- REQUIRED TASK -
Extract each line of the material that follows exactly and omit its pictures.

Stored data
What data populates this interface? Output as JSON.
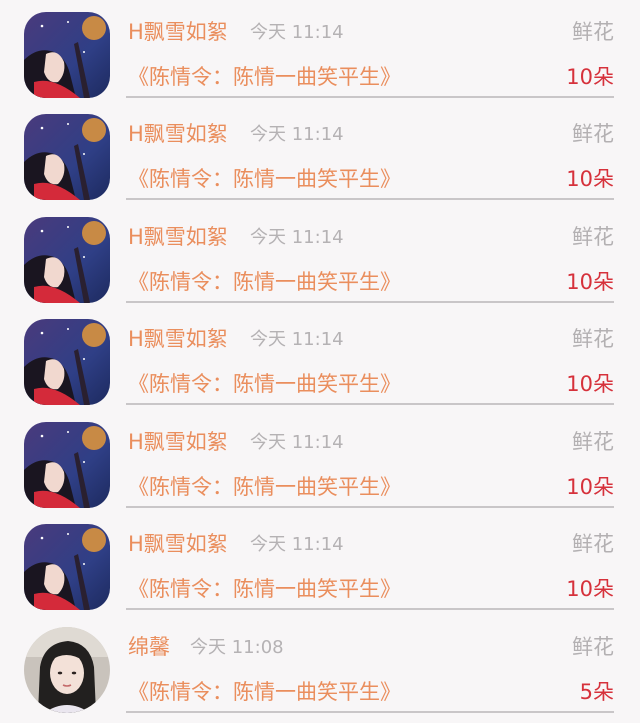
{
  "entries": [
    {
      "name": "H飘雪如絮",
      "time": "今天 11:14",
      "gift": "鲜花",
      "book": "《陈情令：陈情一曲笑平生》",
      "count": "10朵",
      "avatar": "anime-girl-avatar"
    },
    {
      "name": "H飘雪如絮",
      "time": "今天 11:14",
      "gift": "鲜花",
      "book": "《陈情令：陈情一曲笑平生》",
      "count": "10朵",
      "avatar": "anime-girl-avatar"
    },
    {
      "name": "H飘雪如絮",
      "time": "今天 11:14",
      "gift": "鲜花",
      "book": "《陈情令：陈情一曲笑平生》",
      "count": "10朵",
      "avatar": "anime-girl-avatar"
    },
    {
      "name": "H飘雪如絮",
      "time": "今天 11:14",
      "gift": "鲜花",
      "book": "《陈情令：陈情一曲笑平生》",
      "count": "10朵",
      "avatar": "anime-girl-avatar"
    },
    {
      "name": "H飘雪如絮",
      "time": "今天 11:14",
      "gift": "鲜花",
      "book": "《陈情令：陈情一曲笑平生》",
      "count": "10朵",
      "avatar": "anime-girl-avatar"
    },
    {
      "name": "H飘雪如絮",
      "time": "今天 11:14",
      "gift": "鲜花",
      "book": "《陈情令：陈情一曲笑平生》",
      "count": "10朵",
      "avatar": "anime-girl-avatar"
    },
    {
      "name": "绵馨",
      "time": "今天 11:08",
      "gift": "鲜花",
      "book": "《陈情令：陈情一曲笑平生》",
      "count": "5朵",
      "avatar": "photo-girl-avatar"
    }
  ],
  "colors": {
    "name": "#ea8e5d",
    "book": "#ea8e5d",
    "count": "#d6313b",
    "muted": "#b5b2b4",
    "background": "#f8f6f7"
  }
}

- EXERCISE RESPONSE -
What data populates this interface? Output as JSON.
{
  "entries": [
    {
      "name": "H飘雪如絮",
      "time": "今天 11:14",
      "gift": "鲜花",
      "book": "《陈情令：陈情一曲笑平生》",
      "count": "10朵",
      "avatar": "anime-girl-avatar"
    },
    {
      "name": "H飘雪如絮",
      "time": "今天 11:14",
      "gift": "鲜花",
      "book": "《陈情令：陈情一曲笑平生》",
      "count": "10朵",
      "avatar": "anime-girl-avatar"
    },
    {
      "name": "H飘雪如絮",
      "time": "今天 11:14",
      "gift": "鲜花",
      "book": "《陈情令：陈情一曲笑平生》",
      "count": "10朵",
      "avatar": "anime-girl-avatar"
    },
    {
      "name": "H飘雪如絮",
      "time": "今天 11:14",
      "gift": "鲜花",
      "book": "《陈情令：陈情一曲笑平生》",
      "count": "10朵",
      "avatar": "anime-girl-avatar"
    },
    {
      "name": "H飘雪如絮",
      "time": "今天 11:14",
      "gift": "鲜花",
      "book": "《陈情令：陈情一曲笑平生》",
      "count": "10朵",
      "avatar": "anime-girl-avatar"
    },
    {
      "name": "H飘雪如絮",
      "time": "今天 11:14",
      "gift": "鲜花",
      "book": "《陈情令：陈情一曲笑平生》",
      "count": "10朵",
      "avatar": "anime-girl-avatar"
    },
    {
      "name": "绵馨",
      "time": "今天 11:08",
      "gift": "鲜花",
      "book": "《陈情令：陈情一曲笑平生》",
      "count": "5朵",
      "avatar": "photo-girl-avatar"
    }
  ],
  "colors": {
    "name": "#ea8e5d",
    "book": "#ea8e5d",
    "count": "#d6313b",
    "muted": "#b5b2b4",
    "background": "#f8f6f7"
  }
}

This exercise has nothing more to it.